Directions for this task -> From the entries below, copy out every line with "results" in it.

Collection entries
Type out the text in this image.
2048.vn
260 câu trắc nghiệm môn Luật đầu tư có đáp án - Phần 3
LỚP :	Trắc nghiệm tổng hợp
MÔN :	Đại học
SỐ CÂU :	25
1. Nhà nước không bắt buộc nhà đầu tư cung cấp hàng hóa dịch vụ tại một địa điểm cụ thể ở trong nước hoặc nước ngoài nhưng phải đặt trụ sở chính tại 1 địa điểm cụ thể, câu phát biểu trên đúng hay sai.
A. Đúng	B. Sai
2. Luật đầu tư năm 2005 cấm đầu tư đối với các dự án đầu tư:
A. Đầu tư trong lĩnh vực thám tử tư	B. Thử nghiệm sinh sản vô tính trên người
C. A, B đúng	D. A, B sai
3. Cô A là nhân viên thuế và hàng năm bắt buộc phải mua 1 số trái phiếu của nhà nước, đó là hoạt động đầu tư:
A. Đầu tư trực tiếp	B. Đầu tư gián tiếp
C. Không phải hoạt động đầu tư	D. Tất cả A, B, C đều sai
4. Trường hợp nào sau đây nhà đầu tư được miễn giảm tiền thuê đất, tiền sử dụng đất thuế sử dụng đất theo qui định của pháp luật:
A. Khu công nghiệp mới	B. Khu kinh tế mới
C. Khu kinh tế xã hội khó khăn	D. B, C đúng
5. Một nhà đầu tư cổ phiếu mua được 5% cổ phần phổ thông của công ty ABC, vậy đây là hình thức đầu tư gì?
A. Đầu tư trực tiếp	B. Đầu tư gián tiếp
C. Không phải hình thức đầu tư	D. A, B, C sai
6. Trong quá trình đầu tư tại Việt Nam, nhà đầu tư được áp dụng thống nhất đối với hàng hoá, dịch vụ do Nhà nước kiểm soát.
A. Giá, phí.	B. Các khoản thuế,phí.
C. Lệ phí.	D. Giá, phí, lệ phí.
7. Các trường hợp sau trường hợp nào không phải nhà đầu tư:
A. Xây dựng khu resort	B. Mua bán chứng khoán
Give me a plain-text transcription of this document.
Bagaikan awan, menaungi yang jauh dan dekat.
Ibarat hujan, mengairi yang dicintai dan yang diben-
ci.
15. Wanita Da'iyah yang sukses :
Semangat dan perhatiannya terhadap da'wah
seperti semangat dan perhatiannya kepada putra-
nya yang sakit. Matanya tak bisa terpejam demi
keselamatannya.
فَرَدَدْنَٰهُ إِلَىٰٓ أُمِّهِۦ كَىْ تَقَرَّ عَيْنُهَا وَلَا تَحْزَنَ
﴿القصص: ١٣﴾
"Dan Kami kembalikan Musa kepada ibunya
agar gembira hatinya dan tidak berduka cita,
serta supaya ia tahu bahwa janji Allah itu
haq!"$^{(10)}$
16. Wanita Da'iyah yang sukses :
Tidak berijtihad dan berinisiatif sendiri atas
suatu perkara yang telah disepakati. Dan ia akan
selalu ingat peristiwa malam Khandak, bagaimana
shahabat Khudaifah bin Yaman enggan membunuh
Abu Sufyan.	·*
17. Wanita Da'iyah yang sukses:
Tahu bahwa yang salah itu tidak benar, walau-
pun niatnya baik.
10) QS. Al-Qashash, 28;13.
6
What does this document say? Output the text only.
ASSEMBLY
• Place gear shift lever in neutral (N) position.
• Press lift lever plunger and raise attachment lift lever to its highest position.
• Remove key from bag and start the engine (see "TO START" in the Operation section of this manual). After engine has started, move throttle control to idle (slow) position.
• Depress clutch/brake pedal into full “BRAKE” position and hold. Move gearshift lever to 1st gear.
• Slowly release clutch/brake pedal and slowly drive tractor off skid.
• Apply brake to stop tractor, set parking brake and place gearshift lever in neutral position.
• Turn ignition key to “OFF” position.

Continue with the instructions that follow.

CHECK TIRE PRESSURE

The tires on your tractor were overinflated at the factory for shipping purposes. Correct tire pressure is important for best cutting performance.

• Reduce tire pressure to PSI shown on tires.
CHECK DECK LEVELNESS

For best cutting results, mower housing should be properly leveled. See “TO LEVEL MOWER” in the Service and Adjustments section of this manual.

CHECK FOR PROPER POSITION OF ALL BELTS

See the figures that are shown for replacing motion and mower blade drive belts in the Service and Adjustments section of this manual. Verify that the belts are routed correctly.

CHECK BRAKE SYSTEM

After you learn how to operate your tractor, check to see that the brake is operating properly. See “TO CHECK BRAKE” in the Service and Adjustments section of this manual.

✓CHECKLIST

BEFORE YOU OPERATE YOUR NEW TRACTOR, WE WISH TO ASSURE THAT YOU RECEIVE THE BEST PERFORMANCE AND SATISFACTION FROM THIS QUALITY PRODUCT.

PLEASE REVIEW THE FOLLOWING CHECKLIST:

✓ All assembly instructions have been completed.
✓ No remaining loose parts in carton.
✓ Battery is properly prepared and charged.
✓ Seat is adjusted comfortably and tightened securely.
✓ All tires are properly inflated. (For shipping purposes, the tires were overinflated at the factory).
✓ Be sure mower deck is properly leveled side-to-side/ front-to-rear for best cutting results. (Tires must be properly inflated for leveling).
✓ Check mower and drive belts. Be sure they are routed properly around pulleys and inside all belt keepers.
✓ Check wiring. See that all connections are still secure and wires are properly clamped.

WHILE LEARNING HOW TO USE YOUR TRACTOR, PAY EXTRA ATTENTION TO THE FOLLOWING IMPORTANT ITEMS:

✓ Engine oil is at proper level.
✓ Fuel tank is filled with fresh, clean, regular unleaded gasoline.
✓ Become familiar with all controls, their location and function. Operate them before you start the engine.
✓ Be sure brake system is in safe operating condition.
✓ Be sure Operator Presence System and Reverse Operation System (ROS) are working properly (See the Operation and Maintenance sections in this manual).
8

Solution to this task ->
For best cutting results, mower housing should be properly leveled. See “TO LEVEL MOWER” in the Service and Adjustments section of this manual.
✓ Be sure mower deck is properly leveled side-to-side/ front-to-rear for best cutting results. (Tires must be properly inflated for leveling).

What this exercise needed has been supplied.